───── Data for the task

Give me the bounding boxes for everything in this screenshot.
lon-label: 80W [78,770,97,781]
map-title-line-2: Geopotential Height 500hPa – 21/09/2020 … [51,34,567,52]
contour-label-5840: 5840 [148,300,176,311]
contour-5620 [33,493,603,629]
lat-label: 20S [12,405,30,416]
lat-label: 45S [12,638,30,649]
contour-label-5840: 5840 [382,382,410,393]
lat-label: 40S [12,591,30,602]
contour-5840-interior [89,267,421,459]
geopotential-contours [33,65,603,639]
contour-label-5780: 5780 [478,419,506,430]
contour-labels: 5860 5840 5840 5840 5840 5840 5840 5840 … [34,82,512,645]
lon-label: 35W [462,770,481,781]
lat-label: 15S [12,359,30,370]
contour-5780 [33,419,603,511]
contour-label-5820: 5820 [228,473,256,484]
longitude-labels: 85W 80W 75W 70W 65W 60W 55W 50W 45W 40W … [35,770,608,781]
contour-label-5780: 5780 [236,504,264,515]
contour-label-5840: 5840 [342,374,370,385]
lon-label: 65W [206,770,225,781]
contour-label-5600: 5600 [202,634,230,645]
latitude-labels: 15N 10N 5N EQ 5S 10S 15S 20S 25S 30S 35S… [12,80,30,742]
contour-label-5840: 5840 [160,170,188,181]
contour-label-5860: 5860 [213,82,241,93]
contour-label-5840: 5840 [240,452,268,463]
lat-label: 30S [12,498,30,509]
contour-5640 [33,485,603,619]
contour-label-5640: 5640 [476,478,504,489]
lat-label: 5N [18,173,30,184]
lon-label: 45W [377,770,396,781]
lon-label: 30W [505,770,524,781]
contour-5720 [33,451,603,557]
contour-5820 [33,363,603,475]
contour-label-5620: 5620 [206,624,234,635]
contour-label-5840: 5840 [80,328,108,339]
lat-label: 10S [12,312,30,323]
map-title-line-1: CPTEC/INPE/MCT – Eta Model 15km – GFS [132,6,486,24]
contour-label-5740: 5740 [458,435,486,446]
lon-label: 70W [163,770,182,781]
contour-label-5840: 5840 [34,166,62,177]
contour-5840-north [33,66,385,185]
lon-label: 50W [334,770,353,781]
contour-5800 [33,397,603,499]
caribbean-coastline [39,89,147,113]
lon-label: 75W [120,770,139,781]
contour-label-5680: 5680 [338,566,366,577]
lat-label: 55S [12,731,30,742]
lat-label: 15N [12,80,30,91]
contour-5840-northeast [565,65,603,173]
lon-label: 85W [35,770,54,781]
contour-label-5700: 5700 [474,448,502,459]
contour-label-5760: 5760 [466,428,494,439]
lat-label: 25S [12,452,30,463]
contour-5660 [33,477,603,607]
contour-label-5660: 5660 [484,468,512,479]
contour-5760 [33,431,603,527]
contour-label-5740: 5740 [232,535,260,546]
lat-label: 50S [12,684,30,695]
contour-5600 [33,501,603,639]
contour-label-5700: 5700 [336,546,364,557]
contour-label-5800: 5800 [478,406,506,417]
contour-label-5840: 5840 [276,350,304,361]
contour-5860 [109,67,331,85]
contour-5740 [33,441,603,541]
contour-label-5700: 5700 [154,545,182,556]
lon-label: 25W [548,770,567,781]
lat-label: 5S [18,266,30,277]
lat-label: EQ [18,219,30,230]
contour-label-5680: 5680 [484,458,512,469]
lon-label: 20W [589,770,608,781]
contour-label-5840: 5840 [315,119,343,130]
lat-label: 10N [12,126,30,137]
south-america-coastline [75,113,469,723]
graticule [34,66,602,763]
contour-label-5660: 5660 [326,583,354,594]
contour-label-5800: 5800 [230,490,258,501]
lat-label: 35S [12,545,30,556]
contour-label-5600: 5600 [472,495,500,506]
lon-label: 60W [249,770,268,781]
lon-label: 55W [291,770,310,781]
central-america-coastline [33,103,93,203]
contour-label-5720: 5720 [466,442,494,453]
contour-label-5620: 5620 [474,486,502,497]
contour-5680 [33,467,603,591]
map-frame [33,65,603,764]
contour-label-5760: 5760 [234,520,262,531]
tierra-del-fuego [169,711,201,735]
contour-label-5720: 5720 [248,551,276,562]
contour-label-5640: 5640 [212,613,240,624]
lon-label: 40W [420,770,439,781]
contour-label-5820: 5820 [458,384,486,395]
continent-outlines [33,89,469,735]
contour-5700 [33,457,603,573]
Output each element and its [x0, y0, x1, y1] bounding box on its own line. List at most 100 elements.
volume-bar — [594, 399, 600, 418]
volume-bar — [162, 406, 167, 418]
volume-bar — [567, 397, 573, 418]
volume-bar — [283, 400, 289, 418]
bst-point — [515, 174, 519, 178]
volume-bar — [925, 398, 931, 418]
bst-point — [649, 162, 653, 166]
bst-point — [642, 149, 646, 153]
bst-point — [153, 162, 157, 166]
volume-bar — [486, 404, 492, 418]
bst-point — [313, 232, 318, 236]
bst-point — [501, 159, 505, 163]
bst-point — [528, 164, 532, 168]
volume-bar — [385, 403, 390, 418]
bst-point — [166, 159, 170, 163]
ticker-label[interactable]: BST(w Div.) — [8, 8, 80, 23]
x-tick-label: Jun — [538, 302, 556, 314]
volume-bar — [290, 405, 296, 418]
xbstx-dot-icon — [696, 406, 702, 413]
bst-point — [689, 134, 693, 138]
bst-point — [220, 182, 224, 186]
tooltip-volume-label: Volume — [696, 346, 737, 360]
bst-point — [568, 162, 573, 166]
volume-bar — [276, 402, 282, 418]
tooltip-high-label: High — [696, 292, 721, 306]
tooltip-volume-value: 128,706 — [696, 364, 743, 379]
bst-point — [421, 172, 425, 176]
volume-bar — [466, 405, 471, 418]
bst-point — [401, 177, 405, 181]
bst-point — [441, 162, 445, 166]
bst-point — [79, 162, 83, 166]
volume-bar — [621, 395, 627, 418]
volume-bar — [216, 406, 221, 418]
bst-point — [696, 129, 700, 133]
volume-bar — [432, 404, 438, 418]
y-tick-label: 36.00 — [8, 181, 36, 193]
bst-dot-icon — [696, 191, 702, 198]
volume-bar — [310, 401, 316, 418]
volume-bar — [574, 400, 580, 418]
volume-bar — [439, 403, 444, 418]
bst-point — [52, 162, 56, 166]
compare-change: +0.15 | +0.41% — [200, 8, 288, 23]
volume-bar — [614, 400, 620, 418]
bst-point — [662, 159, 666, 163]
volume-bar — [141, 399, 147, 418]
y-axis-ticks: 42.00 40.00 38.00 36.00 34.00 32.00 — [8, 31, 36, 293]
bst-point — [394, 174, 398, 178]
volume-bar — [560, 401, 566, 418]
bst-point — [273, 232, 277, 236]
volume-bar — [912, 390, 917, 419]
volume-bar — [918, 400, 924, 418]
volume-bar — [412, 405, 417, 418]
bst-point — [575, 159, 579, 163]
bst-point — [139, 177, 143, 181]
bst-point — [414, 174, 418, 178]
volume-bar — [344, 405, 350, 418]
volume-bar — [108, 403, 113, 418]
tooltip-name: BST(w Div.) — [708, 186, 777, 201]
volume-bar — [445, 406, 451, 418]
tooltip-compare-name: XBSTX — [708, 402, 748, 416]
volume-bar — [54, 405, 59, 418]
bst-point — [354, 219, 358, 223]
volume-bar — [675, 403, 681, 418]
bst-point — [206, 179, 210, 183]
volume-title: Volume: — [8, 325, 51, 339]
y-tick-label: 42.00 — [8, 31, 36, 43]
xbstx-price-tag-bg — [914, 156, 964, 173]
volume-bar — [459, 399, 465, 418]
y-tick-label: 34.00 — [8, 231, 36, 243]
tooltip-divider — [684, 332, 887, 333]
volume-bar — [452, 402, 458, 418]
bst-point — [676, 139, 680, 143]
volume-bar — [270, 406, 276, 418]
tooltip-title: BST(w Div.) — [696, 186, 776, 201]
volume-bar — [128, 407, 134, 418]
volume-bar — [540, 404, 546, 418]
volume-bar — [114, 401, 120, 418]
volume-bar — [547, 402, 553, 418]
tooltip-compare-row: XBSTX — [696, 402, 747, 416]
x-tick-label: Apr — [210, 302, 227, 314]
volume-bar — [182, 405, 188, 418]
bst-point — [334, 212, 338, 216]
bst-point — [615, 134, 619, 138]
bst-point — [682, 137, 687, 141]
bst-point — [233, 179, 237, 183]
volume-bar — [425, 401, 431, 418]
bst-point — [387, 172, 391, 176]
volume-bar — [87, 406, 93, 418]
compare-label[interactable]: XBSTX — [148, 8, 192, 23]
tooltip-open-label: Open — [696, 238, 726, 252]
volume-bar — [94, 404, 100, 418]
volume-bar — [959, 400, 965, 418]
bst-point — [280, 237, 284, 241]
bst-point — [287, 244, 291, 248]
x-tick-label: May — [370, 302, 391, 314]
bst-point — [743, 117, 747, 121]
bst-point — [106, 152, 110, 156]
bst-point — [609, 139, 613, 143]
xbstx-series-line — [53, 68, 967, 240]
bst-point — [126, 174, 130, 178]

──────────

▶ _Your instructions_: Rename "lat-label" to "latitude-tick" in the lines of the material from its beginning through the line containing "contour-label-5840: 5840 [160,170,188,181]", inclusive, and reproduce only those lines with everything else unchanged.

▶ _Problem solution_:
Give me the bounding boxes for everything in this screenshot.
lon-label: 80W [78,770,97,781]
map-title-line-2: Geopotential Height 500hPa – 21/09/2020 … [51,34,567,52]
contour-label-5840: 5840 [148,300,176,311]
contour-5620 [33,493,603,629]
latitude-tick: 20S [12,405,30,416]
latitude-tick: 45S [12,638,30,649]
contour-label-5840: 5840 [382,382,410,393]
latitude-tick: 40S [12,591,30,602]
contour-5840-interior [89,267,421,459]
geopotential-contours [33,65,603,639]
contour-label-5780: 5780 [478,419,506,430]
contour-labels: 5860 5840 5840 5840 5840 5840 5840 5840 … [34,82,512,645]
lon-label: 35W [462,770,481,781]
latitude-tick: 15S [12,359,30,370]
contour-5780 [33,419,603,511]
contour-label-5820: 5820 [228,473,256,484]
longitude-labels: 85W 80W 75W 70W 65W 60W 55W 50W 45W 40W … [35,770,608,781]
contour-label-5780: 5780 [236,504,264,515]
contour-label-5840: 5840 [342,374,370,385]
lon-label: 65W [206,770,225,781]
contour-label-5600: 5600 [202,634,230,645]
latitude-labels: 15N 10N 5N EQ 5S 10S 15S 20S 25S 30S 35S… [12,80,30,742]
contour-label-5840: 5840 [160,170,188,181]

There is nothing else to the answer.